## Begin Material
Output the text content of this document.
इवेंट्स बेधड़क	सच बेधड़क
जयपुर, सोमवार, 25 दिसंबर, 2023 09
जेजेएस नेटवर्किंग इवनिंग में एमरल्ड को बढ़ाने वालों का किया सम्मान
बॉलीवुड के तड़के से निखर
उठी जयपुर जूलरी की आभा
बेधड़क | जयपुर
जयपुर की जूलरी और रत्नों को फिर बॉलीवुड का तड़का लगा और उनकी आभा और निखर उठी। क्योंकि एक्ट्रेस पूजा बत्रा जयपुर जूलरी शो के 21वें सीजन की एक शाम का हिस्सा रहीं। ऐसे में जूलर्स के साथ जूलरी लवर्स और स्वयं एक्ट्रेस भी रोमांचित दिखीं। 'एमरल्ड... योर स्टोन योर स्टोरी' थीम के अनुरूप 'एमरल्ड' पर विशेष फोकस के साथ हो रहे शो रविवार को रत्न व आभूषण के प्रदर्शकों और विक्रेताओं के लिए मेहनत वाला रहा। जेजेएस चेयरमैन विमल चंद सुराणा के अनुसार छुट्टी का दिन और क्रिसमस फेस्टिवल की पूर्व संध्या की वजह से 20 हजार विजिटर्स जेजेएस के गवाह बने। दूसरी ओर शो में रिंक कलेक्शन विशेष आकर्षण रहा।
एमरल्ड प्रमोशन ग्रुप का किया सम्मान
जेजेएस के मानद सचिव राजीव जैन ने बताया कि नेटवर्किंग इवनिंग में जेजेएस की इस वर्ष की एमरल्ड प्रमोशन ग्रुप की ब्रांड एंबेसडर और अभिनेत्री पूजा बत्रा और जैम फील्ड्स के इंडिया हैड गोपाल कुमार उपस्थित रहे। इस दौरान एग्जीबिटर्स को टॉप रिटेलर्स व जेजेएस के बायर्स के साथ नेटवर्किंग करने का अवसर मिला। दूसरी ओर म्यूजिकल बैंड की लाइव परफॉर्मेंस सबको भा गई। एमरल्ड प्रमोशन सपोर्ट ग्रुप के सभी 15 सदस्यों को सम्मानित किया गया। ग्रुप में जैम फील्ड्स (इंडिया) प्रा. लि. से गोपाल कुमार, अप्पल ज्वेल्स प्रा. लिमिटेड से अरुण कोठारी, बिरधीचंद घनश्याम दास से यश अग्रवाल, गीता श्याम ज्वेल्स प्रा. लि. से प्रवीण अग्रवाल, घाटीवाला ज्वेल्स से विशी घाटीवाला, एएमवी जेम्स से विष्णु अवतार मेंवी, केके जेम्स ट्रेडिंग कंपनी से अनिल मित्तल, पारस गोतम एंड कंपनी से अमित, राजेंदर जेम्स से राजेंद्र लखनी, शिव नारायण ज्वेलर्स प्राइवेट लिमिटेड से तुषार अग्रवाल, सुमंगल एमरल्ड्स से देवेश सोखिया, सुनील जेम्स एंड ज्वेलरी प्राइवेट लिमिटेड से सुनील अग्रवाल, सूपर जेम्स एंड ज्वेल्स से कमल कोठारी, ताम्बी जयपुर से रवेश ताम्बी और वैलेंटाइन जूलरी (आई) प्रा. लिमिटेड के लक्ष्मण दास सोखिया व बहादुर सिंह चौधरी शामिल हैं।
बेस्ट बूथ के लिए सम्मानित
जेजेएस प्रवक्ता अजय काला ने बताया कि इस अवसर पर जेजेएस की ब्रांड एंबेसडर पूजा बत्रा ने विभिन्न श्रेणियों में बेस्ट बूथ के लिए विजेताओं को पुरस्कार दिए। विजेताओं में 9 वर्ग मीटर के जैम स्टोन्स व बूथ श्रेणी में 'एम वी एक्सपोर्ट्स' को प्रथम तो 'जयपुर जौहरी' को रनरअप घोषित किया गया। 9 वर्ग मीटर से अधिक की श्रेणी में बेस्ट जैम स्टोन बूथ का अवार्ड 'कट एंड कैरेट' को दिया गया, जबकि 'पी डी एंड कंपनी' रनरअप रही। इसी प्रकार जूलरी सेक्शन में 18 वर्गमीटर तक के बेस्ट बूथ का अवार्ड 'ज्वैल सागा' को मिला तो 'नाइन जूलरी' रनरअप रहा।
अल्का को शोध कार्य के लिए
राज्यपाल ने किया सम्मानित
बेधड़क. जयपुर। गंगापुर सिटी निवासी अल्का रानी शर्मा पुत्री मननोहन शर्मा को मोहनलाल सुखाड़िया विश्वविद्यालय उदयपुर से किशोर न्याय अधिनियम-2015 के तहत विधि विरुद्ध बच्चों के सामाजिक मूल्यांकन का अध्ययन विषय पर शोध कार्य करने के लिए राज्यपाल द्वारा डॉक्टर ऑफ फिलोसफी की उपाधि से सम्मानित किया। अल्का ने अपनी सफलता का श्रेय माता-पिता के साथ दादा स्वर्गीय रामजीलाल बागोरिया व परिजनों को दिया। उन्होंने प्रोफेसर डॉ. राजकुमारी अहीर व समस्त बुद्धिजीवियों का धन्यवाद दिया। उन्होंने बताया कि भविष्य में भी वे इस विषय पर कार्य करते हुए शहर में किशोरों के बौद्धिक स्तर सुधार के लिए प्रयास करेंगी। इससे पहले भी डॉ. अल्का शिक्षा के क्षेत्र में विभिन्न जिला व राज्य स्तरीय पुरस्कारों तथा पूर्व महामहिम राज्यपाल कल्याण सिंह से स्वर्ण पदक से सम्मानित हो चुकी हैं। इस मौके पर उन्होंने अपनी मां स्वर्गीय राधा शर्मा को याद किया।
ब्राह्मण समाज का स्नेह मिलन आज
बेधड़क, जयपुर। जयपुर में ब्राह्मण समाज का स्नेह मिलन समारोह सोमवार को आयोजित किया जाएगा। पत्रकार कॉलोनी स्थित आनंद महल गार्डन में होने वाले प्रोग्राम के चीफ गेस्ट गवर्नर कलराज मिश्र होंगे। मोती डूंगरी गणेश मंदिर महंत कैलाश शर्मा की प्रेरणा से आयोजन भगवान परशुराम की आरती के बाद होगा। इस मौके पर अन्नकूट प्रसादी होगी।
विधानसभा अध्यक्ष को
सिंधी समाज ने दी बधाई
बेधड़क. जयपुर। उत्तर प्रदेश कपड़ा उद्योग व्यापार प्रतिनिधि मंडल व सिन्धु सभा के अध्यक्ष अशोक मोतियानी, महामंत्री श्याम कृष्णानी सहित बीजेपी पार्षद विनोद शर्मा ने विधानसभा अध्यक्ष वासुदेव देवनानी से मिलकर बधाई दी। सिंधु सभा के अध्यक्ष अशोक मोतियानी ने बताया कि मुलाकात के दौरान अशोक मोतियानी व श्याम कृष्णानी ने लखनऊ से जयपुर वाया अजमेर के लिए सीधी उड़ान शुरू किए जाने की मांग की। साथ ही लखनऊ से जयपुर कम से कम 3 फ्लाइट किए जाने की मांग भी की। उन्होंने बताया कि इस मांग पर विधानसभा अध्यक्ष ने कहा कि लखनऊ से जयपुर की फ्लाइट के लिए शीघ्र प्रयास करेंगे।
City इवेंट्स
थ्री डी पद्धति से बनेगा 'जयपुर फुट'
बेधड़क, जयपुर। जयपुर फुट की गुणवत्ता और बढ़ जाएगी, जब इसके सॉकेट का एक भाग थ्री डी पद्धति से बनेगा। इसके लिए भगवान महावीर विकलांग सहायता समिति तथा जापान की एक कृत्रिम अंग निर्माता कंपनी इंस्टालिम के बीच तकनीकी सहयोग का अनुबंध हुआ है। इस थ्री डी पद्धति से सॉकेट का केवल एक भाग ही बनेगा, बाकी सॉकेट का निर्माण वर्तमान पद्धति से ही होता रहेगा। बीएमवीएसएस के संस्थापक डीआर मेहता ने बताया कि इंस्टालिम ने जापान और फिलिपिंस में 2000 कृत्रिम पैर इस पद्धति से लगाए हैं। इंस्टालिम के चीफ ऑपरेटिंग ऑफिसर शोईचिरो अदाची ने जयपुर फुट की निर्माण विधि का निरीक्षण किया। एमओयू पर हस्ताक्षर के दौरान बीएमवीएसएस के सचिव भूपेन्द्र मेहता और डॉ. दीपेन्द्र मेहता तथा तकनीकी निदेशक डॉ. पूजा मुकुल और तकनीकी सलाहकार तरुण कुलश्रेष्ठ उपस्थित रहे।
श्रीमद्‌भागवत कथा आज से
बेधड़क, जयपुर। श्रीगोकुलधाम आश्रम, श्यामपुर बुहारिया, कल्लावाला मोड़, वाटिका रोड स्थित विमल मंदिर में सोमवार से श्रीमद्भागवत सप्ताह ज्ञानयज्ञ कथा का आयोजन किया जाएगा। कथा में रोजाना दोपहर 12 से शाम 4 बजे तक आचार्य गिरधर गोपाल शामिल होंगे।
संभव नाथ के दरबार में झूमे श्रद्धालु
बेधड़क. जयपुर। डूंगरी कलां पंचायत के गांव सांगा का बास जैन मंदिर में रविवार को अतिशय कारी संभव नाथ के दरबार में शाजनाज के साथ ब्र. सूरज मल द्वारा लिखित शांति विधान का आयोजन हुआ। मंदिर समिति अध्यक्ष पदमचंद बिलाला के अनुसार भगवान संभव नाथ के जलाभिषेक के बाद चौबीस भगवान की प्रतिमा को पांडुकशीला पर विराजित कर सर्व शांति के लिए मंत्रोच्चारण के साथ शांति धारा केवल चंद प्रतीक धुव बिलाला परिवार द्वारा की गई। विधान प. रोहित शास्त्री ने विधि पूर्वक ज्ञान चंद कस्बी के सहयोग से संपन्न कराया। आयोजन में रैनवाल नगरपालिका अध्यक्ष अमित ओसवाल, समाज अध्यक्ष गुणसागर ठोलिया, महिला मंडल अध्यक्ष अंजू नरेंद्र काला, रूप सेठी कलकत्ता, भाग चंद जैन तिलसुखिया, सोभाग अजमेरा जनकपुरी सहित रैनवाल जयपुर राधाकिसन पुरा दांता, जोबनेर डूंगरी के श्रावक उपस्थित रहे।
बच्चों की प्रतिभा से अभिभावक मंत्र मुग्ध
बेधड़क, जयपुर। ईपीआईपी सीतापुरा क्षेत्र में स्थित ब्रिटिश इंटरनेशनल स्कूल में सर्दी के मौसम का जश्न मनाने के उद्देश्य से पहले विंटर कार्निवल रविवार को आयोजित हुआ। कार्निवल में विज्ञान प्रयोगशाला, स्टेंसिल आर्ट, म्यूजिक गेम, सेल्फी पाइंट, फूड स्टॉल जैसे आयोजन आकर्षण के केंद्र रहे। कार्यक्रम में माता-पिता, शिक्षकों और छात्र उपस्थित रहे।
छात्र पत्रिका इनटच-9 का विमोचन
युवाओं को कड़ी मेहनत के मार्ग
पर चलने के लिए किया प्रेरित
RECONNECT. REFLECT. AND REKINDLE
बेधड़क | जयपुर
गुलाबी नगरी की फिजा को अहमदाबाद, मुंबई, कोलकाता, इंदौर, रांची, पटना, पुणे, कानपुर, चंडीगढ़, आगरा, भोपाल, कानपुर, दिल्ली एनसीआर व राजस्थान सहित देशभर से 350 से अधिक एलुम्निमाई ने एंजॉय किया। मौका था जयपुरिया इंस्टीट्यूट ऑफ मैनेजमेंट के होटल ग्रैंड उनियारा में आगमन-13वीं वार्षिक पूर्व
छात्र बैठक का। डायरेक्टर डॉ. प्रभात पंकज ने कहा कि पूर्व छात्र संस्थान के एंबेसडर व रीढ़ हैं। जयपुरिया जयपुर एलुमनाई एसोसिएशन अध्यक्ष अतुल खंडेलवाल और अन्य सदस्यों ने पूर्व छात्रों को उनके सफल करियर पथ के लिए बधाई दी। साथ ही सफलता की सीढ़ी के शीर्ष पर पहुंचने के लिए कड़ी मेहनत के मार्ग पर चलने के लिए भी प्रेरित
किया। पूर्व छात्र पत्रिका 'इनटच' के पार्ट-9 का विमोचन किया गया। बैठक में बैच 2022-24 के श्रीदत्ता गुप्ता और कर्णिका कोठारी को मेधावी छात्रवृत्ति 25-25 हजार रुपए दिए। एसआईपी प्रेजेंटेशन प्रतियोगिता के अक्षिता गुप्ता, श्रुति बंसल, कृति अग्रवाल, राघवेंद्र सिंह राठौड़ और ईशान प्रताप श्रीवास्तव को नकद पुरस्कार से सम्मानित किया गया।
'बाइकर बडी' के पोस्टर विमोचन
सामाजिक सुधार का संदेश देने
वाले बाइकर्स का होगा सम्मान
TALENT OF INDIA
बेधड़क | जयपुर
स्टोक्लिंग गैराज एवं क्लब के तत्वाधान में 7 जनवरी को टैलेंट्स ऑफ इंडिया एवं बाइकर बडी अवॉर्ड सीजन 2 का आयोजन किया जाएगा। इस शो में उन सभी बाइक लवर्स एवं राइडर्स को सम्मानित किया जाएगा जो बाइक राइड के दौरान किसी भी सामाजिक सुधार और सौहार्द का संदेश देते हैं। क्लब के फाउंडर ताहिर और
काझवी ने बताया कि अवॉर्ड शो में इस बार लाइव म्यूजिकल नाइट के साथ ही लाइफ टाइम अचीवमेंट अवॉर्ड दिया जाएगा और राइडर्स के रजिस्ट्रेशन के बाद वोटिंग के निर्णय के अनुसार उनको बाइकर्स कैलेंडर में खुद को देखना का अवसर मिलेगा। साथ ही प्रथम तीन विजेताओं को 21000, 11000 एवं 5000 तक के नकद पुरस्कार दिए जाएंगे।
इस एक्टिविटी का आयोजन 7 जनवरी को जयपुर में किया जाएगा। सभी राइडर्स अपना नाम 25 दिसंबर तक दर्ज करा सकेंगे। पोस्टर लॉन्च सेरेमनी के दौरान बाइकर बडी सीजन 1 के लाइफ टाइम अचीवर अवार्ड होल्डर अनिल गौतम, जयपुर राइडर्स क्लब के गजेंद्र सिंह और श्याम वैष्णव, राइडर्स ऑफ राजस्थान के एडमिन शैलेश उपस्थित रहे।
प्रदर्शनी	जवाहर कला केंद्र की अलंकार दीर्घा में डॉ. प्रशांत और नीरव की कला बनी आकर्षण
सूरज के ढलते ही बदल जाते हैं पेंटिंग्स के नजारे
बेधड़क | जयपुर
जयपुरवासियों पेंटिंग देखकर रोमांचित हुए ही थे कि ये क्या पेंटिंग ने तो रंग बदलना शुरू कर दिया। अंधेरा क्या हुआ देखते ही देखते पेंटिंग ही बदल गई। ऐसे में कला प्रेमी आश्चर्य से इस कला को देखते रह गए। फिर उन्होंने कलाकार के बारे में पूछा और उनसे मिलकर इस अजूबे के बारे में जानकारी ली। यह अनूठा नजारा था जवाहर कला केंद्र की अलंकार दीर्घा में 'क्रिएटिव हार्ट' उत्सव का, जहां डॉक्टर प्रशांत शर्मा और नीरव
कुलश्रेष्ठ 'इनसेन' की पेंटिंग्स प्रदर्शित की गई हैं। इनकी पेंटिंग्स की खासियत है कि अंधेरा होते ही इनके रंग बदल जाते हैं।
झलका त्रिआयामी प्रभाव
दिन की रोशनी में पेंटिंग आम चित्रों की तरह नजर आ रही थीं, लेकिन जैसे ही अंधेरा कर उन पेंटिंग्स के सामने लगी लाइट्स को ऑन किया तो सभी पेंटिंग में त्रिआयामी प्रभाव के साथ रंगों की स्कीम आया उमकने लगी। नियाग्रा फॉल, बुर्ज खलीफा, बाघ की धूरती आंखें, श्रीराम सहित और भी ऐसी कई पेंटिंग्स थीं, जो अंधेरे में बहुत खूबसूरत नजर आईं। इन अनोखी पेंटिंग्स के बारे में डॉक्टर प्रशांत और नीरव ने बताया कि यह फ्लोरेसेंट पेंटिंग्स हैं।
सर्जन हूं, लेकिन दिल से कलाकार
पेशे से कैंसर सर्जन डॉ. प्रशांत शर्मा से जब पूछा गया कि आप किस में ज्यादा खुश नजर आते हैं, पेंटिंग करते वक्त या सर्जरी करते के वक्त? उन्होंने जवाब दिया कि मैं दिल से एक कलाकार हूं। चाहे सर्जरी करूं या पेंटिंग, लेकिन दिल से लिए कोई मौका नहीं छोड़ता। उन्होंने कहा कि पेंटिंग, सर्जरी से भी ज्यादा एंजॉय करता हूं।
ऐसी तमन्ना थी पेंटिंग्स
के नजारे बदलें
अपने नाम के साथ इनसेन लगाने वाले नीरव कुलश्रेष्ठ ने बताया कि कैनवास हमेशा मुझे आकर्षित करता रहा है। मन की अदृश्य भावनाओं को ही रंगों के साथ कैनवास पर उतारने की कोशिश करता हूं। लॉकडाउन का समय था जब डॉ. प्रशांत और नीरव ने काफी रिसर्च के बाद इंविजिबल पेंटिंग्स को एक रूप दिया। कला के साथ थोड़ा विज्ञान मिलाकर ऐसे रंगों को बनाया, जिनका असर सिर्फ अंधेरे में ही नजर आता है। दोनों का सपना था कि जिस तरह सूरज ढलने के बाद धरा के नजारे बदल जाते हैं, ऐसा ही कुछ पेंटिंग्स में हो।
## End Material
- What the task asks
Copy out each line of the records where the string "जनवर" appears.

- Full solution
स्टोक्लिंग गैराज एवं क्लब के तत्वाधान में 7 जनवरी को टैलेंट्स ऑफ इंडिया एवं बाइकर बडी अवॉर्ड सीजन 2 का आयोजन किया जाएगा। इस शो में उन सभी बाइक लवर्स एवं राइडर्स को सम्मानित किया जाएगा जो बाइक राइड के दौरान किसी भी सामाजिक सुधार और सौहार्द का संदेश देते हैं। क्लब के फाउंडर ताहिर और
इस एक्टिविटी का आयोजन 7 जनवरी को जयपुर में किया जाएगा। सभी राइडर्स अपना नाम 25 दिसंबर तक दर्ज करा सकेंगे। पोस्टर लॉन्च सेरेमनी के दौरान बाइकर बडी सीजन 1 के लाइफ टाइम अचीवर अवार्ड होल्डर अनिल गौतम, जयपुर राइडर्स क्लब के गजेंद्र सिंह और श्याम वैष्णव, राइडर्स ऑफ राजस्थान के एडमिन शैलेश उपस्थित रहे।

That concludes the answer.